SHORT PROBLEM: Pick out every line in the data below that holds "Output".

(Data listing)
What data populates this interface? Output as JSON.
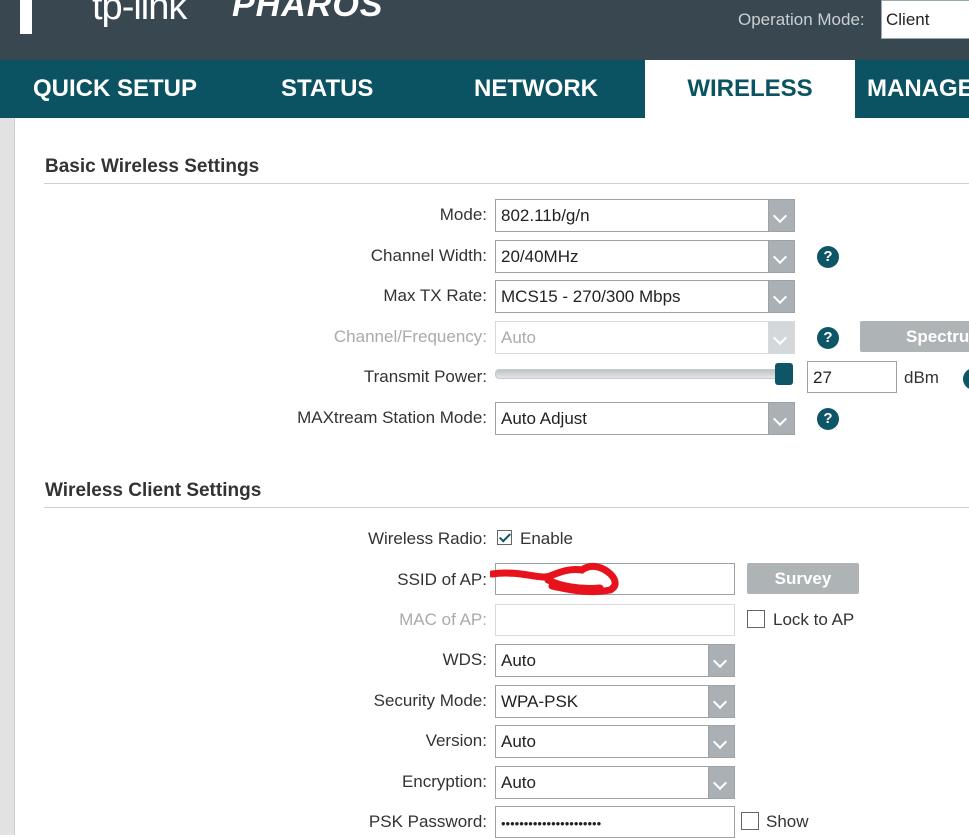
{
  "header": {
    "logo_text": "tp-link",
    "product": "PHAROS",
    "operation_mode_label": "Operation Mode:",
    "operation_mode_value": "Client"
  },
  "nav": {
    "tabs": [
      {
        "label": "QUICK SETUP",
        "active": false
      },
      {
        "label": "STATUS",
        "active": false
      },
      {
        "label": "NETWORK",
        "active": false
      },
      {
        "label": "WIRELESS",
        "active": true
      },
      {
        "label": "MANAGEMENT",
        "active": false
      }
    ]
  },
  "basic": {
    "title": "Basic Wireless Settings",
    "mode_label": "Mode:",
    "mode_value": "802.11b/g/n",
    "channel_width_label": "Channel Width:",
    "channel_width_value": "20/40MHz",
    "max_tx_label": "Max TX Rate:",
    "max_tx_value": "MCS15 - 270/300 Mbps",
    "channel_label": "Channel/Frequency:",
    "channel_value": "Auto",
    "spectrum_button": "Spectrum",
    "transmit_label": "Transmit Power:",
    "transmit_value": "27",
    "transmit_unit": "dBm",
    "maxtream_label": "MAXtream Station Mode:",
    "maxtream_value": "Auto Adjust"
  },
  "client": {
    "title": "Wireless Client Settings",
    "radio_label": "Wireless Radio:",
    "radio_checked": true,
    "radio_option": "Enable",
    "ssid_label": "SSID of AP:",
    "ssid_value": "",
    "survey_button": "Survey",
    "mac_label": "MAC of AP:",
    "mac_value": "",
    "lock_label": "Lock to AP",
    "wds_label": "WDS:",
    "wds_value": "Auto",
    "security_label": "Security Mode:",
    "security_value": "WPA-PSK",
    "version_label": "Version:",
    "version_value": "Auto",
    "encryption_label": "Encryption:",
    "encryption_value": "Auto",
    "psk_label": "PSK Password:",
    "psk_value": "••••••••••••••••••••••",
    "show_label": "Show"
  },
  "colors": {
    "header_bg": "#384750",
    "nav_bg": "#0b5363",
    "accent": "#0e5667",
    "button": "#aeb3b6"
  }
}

--

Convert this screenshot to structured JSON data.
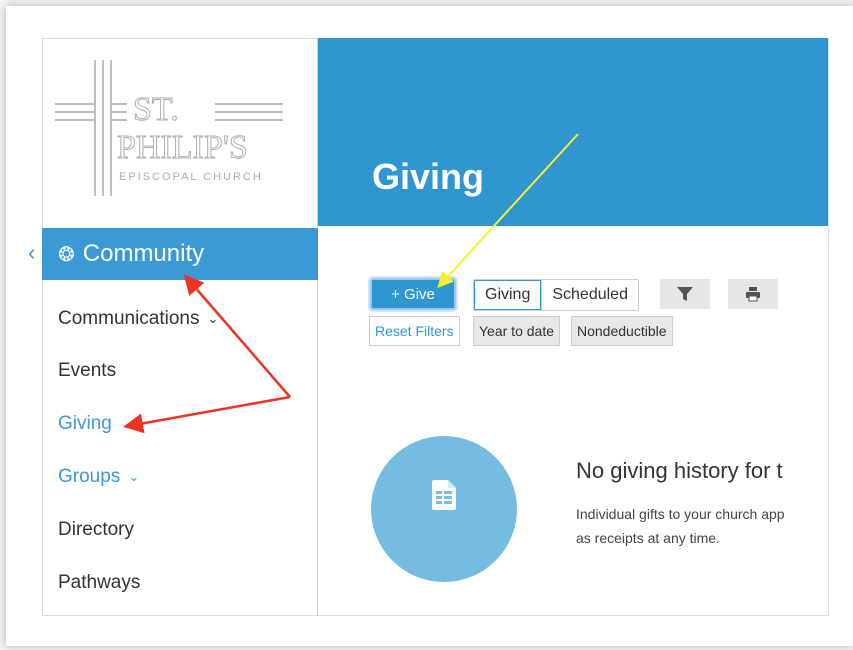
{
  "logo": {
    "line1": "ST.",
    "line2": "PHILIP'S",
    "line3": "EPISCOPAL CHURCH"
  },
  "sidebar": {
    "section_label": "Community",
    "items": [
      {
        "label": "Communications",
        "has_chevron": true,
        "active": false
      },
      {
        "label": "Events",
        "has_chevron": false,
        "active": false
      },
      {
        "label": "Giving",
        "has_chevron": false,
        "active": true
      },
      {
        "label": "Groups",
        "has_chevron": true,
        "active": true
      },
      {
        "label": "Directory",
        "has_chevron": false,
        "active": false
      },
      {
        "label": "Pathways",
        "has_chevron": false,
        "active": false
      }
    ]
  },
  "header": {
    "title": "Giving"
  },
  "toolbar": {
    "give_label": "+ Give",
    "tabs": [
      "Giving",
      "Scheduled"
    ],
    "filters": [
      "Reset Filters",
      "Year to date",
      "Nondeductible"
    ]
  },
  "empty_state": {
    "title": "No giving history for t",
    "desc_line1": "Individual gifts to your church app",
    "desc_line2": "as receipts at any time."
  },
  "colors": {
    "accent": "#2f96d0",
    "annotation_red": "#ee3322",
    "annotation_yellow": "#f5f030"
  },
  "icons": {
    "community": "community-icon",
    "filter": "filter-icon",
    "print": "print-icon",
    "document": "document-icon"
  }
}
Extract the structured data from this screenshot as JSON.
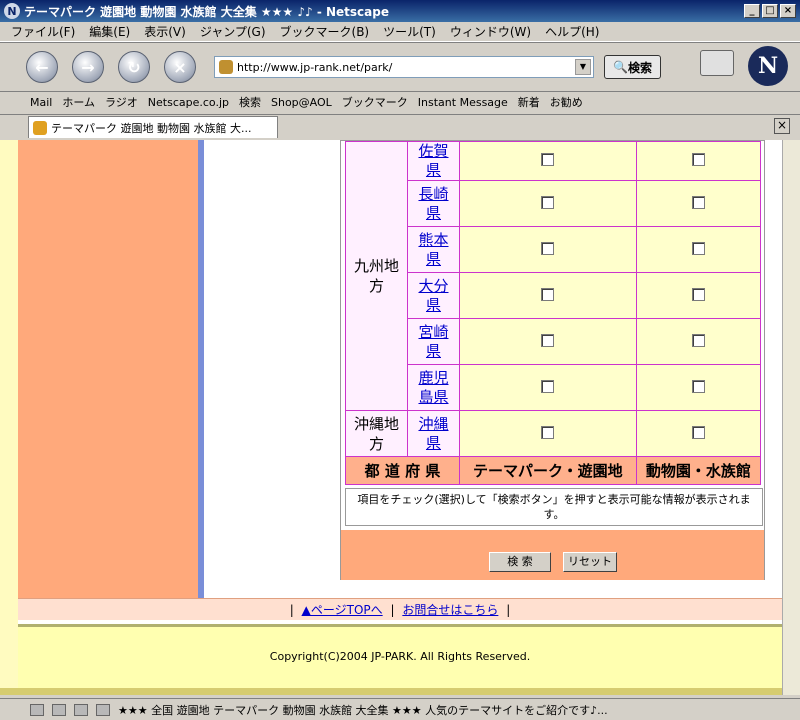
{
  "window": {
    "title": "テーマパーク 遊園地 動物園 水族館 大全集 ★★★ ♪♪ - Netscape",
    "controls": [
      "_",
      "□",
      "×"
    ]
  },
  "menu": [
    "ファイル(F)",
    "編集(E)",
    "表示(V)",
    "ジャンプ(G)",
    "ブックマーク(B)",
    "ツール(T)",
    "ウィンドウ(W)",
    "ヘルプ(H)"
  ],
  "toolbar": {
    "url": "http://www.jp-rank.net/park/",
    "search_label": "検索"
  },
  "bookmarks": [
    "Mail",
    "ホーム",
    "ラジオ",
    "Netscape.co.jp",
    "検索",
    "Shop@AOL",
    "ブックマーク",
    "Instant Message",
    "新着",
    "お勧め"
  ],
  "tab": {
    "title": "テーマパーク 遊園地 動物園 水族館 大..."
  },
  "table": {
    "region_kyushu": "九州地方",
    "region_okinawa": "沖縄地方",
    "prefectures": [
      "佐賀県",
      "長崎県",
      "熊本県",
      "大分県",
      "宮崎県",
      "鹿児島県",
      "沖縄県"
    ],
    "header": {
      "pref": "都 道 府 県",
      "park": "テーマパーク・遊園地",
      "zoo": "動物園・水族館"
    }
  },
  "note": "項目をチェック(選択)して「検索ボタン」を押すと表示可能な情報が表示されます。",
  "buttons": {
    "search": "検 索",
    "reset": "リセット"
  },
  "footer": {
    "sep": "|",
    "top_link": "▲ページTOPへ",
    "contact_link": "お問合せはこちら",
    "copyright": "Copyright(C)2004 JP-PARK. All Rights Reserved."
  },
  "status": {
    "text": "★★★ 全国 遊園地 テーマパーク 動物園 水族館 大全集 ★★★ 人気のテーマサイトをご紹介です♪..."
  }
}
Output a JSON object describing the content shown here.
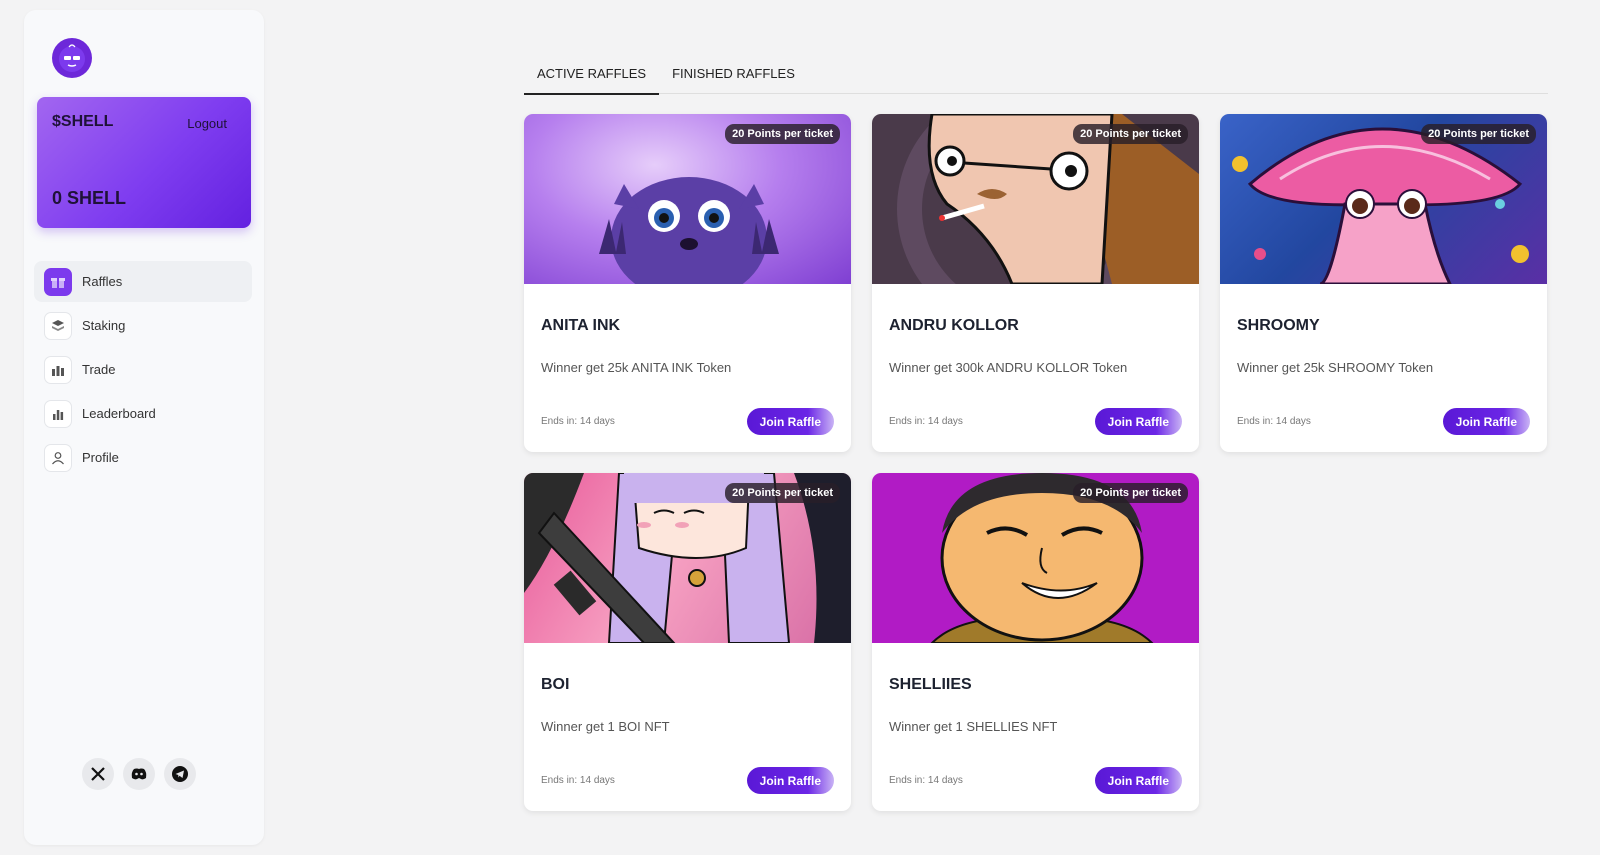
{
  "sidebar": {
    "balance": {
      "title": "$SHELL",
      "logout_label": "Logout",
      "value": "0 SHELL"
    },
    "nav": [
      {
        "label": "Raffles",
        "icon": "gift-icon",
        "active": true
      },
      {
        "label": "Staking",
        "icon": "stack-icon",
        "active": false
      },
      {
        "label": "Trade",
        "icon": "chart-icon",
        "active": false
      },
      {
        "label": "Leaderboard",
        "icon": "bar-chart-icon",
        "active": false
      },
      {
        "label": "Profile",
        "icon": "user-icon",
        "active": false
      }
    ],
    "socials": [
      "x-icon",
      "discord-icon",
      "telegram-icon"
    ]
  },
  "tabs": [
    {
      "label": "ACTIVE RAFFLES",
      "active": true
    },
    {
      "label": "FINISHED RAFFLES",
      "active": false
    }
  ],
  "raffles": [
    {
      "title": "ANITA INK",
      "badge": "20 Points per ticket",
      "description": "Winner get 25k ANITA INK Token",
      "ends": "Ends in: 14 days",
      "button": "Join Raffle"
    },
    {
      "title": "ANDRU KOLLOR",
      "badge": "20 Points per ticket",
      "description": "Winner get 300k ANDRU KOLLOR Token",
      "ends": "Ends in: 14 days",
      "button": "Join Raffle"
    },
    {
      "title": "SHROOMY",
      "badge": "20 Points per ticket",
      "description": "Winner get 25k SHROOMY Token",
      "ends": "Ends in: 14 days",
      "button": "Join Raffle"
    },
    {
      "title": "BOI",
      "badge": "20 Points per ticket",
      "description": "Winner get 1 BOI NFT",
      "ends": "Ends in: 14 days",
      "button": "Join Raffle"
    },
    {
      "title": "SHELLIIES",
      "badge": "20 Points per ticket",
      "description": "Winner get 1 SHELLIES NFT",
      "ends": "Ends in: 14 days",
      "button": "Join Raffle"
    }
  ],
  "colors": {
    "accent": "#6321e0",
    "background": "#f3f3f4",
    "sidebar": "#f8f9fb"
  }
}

FULL ANSWER:
What data populates this interface? Output as JSON.
Output a JSON object describing the content shown here.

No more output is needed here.